Directive »
Seek out every line containing the word "Output", and copy each.

Entries provided »
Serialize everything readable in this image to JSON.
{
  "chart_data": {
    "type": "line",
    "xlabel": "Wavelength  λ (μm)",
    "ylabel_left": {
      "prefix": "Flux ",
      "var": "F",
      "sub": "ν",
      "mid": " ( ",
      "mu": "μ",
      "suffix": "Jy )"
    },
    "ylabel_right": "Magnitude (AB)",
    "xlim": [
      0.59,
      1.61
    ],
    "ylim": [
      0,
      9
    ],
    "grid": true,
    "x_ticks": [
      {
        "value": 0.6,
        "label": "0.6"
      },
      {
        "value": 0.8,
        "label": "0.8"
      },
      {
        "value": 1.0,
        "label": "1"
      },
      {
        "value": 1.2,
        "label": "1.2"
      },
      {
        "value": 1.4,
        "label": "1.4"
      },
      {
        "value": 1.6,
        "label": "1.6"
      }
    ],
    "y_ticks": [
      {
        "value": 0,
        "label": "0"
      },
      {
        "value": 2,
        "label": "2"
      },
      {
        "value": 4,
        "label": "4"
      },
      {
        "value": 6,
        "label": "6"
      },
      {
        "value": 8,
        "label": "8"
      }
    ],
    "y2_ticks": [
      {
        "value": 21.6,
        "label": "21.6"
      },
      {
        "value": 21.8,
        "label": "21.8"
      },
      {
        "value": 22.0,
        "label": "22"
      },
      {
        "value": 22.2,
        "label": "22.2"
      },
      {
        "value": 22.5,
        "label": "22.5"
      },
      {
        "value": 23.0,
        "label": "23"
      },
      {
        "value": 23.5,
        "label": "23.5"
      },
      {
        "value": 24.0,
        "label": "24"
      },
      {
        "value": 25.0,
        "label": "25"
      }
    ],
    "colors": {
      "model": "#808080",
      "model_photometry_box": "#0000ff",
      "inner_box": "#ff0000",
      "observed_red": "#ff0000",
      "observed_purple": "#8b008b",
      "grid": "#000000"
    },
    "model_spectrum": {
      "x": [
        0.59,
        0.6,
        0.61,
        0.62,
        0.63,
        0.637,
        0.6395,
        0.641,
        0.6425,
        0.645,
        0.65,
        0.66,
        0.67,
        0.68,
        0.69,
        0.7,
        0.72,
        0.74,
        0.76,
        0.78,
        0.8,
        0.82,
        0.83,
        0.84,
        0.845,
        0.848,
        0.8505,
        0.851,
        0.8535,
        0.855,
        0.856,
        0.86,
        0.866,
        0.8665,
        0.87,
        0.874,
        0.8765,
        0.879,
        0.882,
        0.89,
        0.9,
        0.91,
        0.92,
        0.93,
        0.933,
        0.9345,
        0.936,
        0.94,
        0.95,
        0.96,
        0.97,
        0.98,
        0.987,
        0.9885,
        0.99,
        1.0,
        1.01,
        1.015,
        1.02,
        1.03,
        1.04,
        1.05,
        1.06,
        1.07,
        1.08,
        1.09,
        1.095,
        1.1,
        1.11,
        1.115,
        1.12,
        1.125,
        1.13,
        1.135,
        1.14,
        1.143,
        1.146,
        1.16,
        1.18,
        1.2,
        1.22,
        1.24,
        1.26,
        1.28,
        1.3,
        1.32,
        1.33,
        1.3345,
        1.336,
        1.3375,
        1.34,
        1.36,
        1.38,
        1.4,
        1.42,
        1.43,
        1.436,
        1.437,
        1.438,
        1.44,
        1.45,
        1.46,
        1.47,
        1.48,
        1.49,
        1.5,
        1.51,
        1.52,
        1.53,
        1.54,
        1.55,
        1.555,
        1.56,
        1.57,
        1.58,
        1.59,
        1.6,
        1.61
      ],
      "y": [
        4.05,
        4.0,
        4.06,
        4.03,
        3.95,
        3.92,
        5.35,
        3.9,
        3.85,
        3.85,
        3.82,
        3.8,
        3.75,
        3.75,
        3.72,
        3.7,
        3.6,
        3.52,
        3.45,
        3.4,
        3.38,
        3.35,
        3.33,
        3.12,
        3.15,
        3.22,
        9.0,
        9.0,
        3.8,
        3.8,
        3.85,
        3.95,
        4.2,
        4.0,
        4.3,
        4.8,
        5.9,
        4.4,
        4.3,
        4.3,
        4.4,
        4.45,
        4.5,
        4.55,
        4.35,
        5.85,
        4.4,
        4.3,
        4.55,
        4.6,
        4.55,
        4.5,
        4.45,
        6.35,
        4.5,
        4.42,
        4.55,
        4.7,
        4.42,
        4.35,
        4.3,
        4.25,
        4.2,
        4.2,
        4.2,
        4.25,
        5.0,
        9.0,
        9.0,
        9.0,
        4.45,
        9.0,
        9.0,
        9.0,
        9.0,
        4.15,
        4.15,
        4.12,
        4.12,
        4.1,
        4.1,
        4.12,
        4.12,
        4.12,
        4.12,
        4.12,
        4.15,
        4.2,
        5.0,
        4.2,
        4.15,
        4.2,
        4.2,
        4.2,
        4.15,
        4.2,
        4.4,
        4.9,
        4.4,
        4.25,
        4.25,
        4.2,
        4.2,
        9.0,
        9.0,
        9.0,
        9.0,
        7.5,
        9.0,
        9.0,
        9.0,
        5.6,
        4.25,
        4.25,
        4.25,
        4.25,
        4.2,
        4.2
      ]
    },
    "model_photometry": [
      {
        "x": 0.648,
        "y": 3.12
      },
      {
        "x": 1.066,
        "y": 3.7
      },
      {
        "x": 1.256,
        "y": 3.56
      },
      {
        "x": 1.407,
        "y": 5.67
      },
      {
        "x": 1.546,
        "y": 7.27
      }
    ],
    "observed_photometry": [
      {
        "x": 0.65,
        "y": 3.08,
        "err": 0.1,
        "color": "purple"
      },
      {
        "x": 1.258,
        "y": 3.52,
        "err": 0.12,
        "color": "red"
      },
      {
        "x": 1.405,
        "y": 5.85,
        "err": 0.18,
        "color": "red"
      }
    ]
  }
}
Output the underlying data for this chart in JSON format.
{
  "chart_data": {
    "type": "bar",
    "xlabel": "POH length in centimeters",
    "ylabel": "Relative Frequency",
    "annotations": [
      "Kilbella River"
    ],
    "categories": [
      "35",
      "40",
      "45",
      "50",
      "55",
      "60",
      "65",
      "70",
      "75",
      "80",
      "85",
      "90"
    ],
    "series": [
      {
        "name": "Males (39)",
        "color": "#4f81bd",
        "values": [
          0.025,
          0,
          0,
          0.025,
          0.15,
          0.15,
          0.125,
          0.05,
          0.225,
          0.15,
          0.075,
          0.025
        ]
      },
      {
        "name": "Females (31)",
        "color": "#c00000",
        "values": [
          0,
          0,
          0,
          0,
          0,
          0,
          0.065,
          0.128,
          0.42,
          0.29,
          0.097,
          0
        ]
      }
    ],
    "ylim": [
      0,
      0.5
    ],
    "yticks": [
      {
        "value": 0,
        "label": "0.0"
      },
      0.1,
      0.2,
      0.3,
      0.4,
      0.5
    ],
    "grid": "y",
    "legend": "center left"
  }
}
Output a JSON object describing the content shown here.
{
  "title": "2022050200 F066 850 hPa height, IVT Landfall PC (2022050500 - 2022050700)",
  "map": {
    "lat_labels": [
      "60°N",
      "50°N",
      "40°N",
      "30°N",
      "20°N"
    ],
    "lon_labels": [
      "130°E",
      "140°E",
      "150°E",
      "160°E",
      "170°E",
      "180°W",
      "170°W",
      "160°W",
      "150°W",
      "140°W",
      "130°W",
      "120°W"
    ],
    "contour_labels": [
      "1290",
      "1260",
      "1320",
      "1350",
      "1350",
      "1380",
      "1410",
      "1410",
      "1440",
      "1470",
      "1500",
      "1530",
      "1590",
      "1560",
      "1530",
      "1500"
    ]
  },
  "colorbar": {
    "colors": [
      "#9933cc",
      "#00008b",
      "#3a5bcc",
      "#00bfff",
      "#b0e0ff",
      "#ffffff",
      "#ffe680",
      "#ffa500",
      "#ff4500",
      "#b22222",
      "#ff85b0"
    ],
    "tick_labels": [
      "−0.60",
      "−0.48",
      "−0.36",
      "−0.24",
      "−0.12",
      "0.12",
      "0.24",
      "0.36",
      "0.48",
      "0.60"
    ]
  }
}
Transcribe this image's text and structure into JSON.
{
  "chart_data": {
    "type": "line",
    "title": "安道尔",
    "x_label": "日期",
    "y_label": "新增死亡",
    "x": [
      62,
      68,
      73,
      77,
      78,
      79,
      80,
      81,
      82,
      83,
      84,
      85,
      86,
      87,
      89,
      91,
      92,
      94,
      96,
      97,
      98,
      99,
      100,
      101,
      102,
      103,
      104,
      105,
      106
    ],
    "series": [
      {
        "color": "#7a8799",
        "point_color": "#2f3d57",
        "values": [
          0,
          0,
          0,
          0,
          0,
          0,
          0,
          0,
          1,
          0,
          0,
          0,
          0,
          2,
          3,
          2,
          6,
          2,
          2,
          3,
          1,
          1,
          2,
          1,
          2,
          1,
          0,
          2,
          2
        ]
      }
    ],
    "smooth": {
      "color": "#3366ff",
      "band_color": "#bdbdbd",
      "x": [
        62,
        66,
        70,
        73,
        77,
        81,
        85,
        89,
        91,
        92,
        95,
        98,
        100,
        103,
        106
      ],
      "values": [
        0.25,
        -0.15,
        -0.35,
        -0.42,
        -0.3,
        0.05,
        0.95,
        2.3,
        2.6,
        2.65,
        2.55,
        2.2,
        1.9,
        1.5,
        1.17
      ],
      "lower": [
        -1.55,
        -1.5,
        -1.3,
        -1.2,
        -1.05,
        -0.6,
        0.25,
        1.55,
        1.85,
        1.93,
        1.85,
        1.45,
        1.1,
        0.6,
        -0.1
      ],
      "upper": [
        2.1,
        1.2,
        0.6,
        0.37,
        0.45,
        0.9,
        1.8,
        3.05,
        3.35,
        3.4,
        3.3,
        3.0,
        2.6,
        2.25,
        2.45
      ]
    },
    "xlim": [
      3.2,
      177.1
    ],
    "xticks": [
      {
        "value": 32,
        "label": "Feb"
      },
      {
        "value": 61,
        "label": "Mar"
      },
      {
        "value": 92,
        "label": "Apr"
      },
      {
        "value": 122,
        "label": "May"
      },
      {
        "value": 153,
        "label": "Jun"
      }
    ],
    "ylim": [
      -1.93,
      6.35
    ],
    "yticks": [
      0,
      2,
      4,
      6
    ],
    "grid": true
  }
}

Answer below »
Output the underlying data for this chart in JSON format.
Output a JSON object describing the content shown here.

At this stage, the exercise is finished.